Short task —
Read the records below and copy each line that contains "Rights".

Recorded information —
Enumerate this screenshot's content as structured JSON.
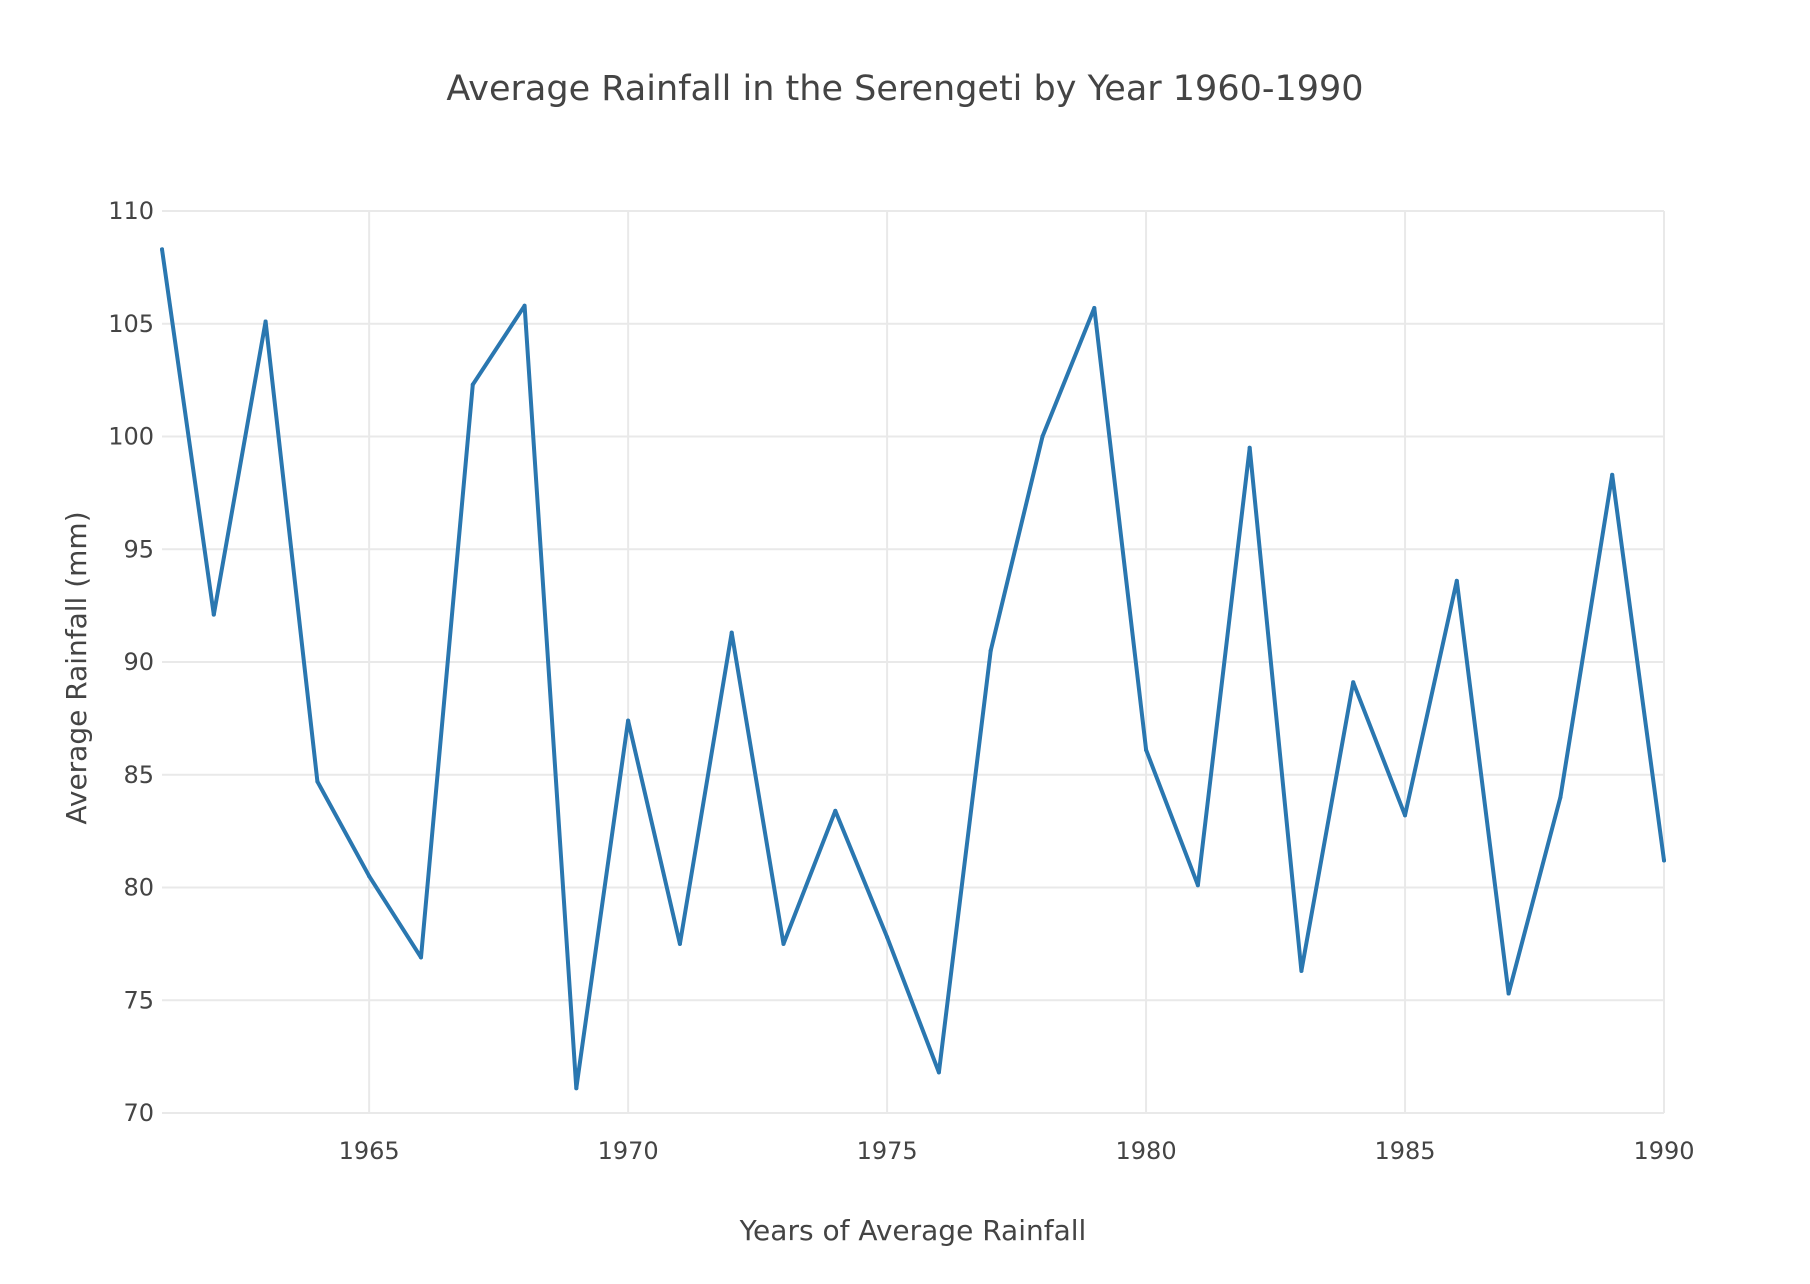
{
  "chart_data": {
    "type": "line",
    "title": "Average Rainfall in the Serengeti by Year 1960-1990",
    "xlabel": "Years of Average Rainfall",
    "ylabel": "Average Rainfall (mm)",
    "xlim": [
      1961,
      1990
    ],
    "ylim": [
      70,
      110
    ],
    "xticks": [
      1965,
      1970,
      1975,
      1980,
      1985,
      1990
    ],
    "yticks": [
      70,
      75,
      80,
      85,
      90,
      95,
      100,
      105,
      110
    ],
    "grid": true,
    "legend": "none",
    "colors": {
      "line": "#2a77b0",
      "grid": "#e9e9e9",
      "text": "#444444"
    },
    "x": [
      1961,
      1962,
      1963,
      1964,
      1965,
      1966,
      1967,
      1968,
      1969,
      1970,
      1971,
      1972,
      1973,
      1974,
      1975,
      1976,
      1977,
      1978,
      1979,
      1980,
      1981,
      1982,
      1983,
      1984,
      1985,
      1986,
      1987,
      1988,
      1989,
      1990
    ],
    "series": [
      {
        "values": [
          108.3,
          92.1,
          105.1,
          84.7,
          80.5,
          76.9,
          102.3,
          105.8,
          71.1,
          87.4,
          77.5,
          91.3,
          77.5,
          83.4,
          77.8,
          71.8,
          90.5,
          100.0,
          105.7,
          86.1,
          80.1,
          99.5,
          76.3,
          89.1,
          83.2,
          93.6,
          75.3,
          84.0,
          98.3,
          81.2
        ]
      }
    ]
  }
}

...

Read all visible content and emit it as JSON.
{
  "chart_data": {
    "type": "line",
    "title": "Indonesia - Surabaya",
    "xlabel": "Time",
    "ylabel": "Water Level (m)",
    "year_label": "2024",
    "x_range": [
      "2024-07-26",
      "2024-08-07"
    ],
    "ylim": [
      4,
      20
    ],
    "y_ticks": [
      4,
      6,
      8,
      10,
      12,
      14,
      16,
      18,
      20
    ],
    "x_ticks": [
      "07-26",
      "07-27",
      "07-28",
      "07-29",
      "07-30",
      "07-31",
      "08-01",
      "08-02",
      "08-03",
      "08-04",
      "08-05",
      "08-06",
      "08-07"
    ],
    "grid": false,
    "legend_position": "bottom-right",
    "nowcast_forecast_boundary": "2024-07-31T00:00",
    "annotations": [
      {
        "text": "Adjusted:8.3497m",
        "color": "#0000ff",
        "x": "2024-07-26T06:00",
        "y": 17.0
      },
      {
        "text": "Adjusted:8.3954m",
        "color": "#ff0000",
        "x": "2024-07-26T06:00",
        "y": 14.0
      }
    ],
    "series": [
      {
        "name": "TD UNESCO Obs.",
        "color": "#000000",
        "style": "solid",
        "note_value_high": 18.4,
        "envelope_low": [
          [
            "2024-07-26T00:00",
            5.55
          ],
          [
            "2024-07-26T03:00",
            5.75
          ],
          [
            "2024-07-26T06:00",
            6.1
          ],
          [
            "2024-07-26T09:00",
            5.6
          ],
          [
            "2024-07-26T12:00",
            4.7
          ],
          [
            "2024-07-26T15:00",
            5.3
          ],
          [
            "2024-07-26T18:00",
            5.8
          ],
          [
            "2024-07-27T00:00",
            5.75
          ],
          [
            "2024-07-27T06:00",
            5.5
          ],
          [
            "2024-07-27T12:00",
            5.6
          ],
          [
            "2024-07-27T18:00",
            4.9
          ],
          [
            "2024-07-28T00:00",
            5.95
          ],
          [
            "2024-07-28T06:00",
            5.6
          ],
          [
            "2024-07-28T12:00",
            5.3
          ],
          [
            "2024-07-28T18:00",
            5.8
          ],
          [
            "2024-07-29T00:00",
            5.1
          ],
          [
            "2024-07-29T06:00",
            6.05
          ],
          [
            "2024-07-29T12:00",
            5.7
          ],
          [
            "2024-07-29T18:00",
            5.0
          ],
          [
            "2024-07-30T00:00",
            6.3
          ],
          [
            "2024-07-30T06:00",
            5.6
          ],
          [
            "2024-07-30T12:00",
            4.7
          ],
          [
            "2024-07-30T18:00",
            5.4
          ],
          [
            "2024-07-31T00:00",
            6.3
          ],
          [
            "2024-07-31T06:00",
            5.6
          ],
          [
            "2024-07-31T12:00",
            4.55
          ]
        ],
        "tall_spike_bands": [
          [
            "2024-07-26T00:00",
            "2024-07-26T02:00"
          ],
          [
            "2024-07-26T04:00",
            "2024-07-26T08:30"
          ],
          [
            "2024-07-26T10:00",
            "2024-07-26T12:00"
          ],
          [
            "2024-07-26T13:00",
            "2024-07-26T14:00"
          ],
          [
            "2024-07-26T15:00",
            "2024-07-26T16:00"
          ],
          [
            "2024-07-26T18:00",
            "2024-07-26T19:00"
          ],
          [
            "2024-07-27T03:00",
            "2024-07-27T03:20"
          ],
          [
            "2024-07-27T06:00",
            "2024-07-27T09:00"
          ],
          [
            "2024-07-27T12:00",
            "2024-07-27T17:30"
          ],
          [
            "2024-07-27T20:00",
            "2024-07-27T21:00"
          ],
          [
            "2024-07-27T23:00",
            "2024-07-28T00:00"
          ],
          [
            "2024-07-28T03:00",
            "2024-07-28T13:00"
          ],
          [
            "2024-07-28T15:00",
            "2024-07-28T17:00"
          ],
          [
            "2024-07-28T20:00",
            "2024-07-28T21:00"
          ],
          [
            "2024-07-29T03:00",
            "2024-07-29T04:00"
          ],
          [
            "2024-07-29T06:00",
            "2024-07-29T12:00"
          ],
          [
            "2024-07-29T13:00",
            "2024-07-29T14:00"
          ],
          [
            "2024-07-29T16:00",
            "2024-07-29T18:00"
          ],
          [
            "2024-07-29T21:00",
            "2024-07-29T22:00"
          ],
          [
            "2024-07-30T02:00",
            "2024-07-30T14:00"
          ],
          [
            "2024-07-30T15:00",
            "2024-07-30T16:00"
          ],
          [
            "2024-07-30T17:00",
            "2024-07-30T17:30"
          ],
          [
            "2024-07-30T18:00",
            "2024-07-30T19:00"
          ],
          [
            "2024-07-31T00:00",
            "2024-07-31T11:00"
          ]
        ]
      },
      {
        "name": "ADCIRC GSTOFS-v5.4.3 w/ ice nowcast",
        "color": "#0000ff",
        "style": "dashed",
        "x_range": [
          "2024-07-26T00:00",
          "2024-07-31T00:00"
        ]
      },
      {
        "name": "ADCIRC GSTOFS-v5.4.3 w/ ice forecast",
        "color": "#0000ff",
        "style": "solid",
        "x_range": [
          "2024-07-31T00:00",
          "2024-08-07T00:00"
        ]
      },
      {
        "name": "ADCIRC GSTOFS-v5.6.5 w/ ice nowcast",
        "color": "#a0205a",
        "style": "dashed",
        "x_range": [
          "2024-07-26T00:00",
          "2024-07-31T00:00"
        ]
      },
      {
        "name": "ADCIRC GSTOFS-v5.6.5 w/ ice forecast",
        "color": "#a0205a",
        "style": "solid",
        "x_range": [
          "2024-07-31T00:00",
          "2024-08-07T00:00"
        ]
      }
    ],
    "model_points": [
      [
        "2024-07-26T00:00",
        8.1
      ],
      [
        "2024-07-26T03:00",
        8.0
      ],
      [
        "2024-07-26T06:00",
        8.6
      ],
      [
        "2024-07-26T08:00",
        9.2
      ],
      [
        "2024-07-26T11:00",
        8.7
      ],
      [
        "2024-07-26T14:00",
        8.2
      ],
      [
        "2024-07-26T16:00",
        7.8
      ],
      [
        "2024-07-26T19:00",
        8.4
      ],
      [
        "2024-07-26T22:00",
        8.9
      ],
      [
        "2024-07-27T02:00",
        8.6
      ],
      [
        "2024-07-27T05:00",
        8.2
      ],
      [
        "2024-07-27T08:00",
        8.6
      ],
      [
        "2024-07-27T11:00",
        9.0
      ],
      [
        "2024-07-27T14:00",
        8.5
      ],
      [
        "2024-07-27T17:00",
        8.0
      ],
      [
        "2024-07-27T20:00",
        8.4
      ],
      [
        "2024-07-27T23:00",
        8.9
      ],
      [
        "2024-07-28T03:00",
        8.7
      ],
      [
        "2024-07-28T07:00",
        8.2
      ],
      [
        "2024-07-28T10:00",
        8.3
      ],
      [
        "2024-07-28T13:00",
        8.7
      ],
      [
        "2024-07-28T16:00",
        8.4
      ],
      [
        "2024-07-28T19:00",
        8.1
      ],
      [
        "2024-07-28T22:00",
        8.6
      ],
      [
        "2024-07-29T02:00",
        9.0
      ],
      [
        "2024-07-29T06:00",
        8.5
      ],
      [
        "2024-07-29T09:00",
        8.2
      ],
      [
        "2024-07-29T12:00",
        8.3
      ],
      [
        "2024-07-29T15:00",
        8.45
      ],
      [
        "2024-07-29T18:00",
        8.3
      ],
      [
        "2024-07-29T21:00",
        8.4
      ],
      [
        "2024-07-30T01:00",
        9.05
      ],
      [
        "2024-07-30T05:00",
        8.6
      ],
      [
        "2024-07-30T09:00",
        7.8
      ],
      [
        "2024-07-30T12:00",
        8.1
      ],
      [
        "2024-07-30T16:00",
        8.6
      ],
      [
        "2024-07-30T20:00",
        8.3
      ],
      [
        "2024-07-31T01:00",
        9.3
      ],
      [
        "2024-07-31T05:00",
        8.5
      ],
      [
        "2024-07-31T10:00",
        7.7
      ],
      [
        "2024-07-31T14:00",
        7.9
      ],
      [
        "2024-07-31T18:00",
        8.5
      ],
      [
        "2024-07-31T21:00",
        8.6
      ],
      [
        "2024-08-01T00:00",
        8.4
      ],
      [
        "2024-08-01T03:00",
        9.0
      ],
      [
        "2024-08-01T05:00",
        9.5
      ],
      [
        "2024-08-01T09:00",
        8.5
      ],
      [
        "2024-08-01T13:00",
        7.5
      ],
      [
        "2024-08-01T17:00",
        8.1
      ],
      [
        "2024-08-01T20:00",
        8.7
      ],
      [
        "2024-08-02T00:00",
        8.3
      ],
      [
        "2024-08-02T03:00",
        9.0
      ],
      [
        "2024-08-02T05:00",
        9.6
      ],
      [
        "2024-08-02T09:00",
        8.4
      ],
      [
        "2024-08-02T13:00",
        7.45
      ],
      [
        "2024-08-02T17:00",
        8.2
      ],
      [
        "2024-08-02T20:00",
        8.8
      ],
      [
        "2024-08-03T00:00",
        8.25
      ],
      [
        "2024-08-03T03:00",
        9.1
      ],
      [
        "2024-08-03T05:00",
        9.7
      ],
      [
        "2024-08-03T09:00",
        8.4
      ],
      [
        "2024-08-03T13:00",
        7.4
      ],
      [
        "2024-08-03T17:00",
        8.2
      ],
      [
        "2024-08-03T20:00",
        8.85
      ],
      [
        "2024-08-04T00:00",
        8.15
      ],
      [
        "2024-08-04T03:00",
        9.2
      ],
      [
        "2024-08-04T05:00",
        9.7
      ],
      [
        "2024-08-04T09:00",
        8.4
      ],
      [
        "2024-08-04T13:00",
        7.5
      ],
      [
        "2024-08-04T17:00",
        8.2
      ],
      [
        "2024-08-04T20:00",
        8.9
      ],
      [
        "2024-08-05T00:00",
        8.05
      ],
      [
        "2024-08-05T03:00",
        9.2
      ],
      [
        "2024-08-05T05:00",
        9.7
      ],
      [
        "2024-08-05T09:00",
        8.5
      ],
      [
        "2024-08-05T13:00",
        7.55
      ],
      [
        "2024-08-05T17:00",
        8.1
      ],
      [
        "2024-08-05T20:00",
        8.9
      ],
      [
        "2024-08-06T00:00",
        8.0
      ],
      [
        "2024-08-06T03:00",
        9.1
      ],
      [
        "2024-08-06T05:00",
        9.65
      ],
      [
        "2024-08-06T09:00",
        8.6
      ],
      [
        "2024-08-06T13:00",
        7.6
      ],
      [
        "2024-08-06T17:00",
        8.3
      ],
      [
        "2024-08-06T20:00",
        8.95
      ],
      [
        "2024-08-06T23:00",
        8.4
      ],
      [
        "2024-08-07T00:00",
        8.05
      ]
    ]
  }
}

--

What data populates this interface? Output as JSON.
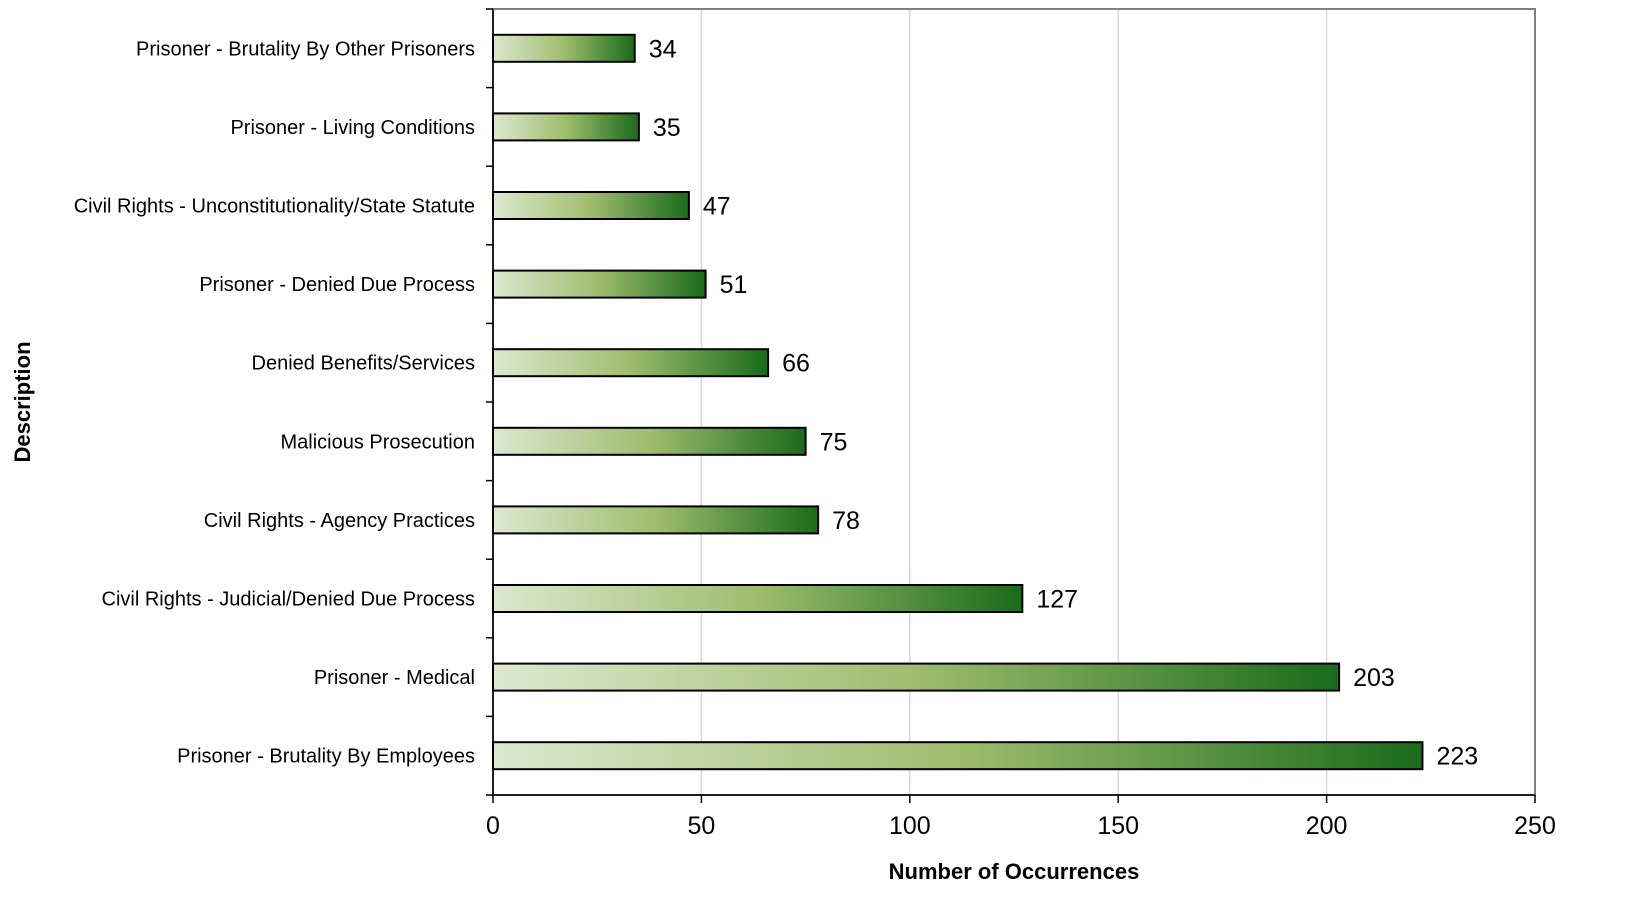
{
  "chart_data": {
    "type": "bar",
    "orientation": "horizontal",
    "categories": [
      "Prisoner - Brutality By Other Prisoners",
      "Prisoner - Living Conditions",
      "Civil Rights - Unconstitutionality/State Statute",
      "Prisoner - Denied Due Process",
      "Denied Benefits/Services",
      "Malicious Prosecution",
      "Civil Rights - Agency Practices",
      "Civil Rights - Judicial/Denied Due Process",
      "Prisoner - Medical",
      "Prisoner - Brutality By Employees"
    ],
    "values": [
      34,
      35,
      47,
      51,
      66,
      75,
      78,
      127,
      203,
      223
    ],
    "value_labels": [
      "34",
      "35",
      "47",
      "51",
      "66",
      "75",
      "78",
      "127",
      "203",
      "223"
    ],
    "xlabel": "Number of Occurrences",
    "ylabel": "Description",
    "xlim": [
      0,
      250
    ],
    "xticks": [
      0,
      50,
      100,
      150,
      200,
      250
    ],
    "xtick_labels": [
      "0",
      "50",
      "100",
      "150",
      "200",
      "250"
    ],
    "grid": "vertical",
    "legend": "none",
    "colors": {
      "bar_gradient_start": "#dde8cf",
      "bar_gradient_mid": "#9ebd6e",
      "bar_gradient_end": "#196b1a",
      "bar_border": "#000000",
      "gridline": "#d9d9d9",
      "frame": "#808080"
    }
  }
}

Reply —
      "Civil Rights - Unconstitutionality/State Statute",
      "Civil Rights - Agency Practices",
      "Civil Rights - Judicial/Denied Due Process",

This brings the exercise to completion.